§ WHAT IS REQUIRED
Give only the number of lines in the data that include the string "range".
────
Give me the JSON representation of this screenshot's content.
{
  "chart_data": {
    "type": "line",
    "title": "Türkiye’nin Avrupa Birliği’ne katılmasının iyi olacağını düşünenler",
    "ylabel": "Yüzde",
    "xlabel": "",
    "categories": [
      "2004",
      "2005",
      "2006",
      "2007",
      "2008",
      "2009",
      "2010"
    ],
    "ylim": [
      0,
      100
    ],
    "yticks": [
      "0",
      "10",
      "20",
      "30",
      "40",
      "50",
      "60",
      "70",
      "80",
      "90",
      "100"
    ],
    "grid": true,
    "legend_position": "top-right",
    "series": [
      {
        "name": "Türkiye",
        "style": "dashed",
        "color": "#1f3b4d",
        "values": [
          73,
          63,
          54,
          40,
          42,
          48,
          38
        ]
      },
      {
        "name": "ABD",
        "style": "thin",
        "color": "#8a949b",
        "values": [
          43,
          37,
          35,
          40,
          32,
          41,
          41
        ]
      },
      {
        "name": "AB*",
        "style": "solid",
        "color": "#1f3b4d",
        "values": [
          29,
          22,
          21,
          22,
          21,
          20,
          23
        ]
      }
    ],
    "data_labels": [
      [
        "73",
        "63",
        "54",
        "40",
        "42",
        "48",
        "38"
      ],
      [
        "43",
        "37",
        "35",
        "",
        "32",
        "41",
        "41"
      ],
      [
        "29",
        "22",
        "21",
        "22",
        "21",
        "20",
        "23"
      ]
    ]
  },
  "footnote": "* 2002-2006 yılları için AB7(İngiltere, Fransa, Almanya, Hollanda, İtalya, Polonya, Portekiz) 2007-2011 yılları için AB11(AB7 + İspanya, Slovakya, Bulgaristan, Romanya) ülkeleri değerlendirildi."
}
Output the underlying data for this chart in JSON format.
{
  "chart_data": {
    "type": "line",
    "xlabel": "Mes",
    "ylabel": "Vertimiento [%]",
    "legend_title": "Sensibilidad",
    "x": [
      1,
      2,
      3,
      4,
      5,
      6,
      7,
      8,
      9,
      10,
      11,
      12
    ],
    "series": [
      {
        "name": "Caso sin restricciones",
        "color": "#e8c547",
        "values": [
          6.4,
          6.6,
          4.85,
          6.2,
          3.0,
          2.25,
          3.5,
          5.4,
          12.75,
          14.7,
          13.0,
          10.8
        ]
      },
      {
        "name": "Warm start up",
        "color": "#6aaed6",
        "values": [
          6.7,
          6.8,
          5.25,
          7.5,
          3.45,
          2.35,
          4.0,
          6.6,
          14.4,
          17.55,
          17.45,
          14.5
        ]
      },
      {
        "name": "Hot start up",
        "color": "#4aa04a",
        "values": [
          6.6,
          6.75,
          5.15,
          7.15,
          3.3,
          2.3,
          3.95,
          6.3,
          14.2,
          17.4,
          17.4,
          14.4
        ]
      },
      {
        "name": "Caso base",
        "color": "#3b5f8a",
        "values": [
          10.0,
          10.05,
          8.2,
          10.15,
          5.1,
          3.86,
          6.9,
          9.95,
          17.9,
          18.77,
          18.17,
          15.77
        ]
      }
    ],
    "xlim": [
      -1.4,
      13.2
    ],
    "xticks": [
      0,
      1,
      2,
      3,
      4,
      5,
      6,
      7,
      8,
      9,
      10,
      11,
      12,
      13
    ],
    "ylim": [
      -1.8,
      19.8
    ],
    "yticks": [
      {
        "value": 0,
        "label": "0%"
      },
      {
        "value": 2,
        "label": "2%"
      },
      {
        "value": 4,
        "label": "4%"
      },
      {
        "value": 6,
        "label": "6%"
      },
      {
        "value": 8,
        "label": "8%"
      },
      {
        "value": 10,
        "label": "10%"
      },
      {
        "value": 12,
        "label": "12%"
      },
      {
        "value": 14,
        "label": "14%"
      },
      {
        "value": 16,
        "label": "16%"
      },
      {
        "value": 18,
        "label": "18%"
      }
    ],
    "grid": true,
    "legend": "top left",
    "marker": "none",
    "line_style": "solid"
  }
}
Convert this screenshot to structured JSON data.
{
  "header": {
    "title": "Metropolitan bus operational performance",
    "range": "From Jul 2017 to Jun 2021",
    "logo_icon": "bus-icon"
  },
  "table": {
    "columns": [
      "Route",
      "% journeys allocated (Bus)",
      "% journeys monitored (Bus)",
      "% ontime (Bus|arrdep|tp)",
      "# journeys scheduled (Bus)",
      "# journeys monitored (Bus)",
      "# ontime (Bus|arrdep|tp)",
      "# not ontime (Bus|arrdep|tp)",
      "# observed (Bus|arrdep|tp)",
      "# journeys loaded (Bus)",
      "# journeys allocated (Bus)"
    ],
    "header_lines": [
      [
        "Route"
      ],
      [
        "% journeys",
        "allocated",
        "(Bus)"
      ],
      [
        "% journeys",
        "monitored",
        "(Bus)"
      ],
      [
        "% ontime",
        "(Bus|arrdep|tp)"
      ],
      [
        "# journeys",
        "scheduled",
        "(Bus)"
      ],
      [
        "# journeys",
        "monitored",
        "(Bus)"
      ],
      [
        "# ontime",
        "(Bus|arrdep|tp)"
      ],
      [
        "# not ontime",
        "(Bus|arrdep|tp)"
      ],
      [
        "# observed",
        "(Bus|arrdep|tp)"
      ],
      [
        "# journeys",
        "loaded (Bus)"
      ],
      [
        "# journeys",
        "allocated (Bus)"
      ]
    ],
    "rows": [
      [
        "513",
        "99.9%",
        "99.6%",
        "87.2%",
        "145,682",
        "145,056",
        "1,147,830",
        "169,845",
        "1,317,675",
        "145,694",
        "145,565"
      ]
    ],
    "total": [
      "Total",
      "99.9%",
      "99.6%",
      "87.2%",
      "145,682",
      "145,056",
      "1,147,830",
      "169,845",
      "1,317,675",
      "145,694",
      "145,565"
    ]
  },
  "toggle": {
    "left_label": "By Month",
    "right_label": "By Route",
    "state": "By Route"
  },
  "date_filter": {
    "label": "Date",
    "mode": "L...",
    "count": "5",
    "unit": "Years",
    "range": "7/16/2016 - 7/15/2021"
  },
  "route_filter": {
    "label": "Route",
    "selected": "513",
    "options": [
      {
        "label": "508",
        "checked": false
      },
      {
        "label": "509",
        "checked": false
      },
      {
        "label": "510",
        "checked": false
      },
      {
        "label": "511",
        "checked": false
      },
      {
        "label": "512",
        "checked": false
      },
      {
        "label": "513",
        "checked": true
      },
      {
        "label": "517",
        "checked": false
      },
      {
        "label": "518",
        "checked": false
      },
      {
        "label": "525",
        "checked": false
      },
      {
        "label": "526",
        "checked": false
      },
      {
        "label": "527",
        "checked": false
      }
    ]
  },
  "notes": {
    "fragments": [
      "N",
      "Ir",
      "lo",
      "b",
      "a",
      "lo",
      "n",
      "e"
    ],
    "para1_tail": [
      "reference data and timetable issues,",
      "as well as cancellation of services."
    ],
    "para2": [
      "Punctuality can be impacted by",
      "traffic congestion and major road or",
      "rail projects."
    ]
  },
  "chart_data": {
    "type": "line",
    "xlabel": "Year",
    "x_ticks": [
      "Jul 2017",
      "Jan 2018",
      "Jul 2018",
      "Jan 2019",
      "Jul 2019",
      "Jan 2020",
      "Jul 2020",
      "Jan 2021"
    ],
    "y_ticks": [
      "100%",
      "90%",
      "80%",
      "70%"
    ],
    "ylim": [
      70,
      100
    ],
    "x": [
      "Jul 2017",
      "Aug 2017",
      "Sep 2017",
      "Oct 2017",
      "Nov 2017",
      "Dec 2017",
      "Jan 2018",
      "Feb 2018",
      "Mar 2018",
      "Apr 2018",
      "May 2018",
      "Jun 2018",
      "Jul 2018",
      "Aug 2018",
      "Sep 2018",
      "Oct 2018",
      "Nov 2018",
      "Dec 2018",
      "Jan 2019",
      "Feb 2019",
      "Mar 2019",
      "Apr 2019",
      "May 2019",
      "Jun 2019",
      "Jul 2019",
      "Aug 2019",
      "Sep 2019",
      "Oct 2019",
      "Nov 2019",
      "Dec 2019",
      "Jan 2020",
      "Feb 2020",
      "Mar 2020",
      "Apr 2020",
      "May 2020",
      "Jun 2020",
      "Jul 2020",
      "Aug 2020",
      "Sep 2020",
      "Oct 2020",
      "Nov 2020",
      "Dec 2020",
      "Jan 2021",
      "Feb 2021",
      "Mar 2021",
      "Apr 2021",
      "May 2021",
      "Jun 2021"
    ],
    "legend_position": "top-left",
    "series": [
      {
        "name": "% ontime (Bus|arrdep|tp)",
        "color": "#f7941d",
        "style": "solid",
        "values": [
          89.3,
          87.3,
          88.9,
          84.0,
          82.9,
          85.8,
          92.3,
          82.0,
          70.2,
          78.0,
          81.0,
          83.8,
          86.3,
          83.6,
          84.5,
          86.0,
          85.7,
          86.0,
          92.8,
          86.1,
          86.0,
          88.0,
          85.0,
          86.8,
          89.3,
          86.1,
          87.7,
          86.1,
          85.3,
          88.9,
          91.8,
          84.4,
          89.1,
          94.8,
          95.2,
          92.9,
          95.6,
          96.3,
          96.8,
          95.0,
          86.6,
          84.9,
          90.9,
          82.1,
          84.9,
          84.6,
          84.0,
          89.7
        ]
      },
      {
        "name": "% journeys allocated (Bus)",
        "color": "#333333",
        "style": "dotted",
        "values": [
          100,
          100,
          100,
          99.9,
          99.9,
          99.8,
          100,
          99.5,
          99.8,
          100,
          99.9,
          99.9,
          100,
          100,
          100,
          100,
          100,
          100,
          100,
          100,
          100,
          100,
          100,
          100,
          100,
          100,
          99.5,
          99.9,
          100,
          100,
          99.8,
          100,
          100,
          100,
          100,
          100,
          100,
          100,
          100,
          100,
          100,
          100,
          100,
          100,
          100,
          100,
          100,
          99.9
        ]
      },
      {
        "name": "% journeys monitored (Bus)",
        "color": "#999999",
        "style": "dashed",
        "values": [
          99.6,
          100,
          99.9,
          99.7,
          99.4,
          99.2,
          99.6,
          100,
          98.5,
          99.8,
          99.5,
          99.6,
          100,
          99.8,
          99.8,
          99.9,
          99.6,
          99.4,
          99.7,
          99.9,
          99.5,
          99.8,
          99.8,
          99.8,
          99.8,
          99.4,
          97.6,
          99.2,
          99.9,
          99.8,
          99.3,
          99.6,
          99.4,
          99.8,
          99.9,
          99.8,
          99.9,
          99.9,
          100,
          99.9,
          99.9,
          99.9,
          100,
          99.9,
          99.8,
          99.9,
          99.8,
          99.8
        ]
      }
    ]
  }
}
────
§ TASK RESULT
2